TASK TO CARRY OUT:
Copy each line with the word "text" in it.

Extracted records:

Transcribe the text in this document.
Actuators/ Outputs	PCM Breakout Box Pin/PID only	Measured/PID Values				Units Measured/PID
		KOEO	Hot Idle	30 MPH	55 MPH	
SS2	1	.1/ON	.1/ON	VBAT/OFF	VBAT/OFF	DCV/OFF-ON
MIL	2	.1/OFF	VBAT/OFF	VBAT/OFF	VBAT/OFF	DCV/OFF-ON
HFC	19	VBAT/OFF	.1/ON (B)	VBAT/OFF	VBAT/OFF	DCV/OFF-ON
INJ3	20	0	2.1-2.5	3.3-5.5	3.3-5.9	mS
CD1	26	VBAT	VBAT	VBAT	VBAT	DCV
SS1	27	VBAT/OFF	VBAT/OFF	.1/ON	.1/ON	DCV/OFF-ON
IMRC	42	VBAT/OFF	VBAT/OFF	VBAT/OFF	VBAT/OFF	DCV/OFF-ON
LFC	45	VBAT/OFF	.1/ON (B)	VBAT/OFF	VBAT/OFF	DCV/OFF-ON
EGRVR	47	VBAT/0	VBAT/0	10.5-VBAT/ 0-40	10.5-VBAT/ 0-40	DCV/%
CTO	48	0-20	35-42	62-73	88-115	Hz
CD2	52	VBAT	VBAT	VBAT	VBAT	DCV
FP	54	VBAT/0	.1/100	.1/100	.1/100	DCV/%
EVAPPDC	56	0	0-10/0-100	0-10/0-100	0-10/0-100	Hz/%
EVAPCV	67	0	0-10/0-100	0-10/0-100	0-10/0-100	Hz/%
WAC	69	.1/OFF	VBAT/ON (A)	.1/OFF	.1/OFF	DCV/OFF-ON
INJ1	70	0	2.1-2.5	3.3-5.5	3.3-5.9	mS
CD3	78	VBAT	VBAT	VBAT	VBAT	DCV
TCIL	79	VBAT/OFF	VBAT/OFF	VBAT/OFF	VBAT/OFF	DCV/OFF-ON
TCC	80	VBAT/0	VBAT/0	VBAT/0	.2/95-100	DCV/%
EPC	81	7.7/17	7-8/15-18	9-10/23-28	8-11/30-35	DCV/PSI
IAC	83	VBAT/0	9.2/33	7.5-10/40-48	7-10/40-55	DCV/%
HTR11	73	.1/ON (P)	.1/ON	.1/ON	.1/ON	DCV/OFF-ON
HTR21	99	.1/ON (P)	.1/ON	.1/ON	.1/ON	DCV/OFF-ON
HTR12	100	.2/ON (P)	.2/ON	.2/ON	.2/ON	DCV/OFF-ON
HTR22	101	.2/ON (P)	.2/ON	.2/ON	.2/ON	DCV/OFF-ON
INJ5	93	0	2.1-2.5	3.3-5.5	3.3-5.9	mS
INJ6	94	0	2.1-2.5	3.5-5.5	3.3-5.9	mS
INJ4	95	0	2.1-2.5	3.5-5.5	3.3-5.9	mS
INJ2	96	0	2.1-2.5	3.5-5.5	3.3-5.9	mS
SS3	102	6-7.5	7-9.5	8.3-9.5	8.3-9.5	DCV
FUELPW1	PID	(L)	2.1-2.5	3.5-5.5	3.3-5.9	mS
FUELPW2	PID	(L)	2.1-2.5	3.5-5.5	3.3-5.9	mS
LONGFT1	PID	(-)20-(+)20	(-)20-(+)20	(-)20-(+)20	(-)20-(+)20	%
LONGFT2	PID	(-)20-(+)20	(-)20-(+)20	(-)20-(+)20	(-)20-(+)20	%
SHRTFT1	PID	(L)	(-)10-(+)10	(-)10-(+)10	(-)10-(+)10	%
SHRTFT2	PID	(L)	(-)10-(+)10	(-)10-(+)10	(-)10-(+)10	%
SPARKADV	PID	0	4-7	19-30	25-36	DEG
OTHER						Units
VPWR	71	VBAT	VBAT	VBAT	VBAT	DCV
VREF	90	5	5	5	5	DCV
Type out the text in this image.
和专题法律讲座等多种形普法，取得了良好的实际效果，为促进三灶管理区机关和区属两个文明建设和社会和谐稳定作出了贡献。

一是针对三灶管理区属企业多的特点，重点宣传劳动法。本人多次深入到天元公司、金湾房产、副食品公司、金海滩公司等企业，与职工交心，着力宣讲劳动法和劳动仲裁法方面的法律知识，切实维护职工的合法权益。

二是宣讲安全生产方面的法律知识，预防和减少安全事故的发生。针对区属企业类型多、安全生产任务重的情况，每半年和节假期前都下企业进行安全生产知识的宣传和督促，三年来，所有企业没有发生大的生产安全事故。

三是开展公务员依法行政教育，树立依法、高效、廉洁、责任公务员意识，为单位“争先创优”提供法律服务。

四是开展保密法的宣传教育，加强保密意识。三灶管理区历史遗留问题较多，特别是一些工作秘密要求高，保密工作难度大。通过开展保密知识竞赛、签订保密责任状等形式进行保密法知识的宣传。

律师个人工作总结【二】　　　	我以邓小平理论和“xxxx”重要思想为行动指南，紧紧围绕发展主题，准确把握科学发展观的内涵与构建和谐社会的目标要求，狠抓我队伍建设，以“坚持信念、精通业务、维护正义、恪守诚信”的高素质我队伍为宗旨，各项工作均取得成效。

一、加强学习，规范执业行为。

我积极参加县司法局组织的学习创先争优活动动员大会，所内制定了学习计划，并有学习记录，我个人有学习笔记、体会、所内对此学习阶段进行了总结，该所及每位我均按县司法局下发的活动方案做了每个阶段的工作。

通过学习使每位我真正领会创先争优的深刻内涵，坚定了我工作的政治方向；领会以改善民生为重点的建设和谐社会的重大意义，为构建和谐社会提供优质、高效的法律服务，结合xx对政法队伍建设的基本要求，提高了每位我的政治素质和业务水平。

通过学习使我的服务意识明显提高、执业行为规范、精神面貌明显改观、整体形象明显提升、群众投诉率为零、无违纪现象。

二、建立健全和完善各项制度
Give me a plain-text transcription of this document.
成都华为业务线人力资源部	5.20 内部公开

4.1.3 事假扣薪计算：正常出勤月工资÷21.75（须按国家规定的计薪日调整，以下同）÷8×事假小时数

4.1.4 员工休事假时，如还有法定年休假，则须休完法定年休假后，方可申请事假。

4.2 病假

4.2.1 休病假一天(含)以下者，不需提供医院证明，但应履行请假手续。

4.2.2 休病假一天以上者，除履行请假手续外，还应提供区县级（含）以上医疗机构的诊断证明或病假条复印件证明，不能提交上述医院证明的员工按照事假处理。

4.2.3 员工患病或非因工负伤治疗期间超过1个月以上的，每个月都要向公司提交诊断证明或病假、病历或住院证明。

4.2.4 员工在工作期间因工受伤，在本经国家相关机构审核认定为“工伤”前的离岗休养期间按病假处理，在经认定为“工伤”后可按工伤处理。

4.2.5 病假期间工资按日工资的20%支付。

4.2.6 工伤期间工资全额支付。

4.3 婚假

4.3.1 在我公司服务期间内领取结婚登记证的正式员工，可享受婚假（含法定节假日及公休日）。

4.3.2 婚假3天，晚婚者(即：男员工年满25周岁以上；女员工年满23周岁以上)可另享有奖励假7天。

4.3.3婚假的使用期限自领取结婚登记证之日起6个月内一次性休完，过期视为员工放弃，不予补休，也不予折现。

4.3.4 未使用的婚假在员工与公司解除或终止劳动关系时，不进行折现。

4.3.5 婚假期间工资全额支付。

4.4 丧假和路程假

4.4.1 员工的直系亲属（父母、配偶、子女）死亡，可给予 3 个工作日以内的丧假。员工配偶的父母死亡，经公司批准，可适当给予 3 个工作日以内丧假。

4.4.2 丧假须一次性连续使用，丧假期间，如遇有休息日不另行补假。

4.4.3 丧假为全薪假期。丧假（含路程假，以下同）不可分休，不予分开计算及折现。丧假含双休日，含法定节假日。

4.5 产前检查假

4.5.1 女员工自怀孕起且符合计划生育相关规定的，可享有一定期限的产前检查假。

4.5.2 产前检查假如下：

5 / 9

FULL ANSWER:
Transcribe the text in this document.
Type out the text in this image.
Give me a plain-text transcription of this document.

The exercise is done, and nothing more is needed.